** Start Data shown **

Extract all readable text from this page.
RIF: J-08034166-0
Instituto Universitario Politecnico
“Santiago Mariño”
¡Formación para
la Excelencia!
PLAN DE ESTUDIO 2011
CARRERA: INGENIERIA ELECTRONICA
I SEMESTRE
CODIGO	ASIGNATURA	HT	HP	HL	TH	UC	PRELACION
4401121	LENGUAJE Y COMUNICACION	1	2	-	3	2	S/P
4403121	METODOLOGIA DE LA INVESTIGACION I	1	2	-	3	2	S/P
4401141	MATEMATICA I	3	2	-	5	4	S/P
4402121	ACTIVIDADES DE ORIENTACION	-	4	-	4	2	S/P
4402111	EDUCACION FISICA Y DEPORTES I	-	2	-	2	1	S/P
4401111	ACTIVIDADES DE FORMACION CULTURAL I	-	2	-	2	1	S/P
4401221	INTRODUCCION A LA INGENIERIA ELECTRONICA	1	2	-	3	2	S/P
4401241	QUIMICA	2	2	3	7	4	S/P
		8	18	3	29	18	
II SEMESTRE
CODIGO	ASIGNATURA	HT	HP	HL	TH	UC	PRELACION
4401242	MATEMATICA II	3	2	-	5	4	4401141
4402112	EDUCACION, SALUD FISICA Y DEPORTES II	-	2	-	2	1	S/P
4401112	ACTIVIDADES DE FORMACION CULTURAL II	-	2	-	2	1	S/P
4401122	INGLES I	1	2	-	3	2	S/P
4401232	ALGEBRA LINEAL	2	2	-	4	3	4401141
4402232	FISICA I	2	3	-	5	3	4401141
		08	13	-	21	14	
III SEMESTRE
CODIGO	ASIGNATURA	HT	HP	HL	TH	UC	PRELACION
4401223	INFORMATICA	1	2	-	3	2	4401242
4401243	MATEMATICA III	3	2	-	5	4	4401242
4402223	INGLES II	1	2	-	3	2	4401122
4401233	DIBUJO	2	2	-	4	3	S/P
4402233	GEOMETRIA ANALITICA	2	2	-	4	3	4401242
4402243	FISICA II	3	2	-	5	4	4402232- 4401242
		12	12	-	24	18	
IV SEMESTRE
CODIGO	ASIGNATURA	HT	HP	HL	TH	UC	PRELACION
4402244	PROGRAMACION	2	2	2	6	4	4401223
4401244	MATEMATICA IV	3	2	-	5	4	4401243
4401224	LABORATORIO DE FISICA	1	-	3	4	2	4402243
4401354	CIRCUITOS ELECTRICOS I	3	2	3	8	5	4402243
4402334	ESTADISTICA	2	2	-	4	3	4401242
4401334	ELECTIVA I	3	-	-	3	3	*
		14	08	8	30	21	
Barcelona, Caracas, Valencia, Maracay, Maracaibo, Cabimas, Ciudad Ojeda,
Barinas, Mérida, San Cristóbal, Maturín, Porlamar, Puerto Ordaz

** End Data shown **

● Exercise task: Print the whole listing again, exactly.

● Full answer:
Extract all readable text from this page.
RIF: J-08034166-0
Instituto Universitario Politecnico
“Santiago Mariño”
¡Formación para
la Excelencia!
PLAN DE ESTUDIO 2011
CARRERA: INGENIERIA ELECTRONICA
I SEMESTRE
CODIGO	ASIGNATURA	HT	HP	HL	TH	UC	PRELACION
4401121	LENGUAJE Y COMUNICACION	1	2	-	3	2	S/P
4403121	METODOLOGIA DE LA INVESTIGACION I	1	2	-	3	2	S/P
4401141	MATEMATICA I	3	2	-	5	4	S/P
4402121	ACTIVIDADES DE ORIENTACION	-	4	-	4	2	S/P
4402111	EDUCACION FISICA Y DEPORTES I	-	2	-	2	1	S/P
4401111	ACTIVIDADES DE FORMACION CULTURAL I	-	2	-	2	1	S/P
4401221	INTRODUCCION A LA INGENIERIA ELECTRONICA	1	2	-	3	2	S/P
4401241	QUIMICA	2	2	3	7	4	S/P
		8	18	3	29	18	
II SEMESTRE
CODIGO	ASIGNATURA	HT	HP	HL	TH	UC	PRELACION
4401242	MATEMATICA II	3	2	-	5	4	4401141
4402112	EDUCACION, SALUD FISICA Y DEPORTES II	-	2	-	2	1	S/P
4401112	ACTIVIDADES DE FORMACION CULTURAL II	-	2	-	2	1	S/P
4401122	INGLES I	1	2	-	3	2	S/P
4401232	ALGEBRA LINEAL	2	2	-	4	3	4401141
4402232	FISICA I	2	3	-	5	3	4401141
		08	13	-	21	14	
III SEMESTRE
CODIGO	ASIGNATURA	HT	HP	HL	TH	UC	PRELACION
4401223	INFORMATICA	1	2	-	3	2	4401242
4401243	MATEMATICA III	3	2	-	5	4	4401242
4402223	INGLES II	1	2	-	3	2	4401122
4401233	DIBUJO	2	2	-	4	3	S/P
4402233	GEOMETRIA ANALITICA	2	2	-	4	3	4401242
4402243	FISICA II	3	2	-	5	4	4402232- 4401242
		12	12	-	24	18	
IV SEMESTRE
CODIGO	ASIGNATURA	HT	HP	HL	TH	UC	PRELACION
4402244	PROGRAMACION	2	2	2	6	4	4401223
4401244	MATEMATICA IV	3	2	-	5	4	4401243
4401224	LABORATORIO DE FISICA	1	-	3	4	2	4402243
4401354	CIRCUITOS ELECTRICOS I	3	2	3	8	5	4402243
4402334	ESTADISTICA	2	2	-	4	3	4401242
4401334	ELECTIVA I	3	-	-	3	3	*
		14	08	8	30	21	
Barcelona, Caracas, Valencia, Maracay, Maracaibo, Cabimas, Ciudad Ojeda,
Barinas, Mérida, San Cristóbal, Maturín, Porlamar, Puerto Ordaz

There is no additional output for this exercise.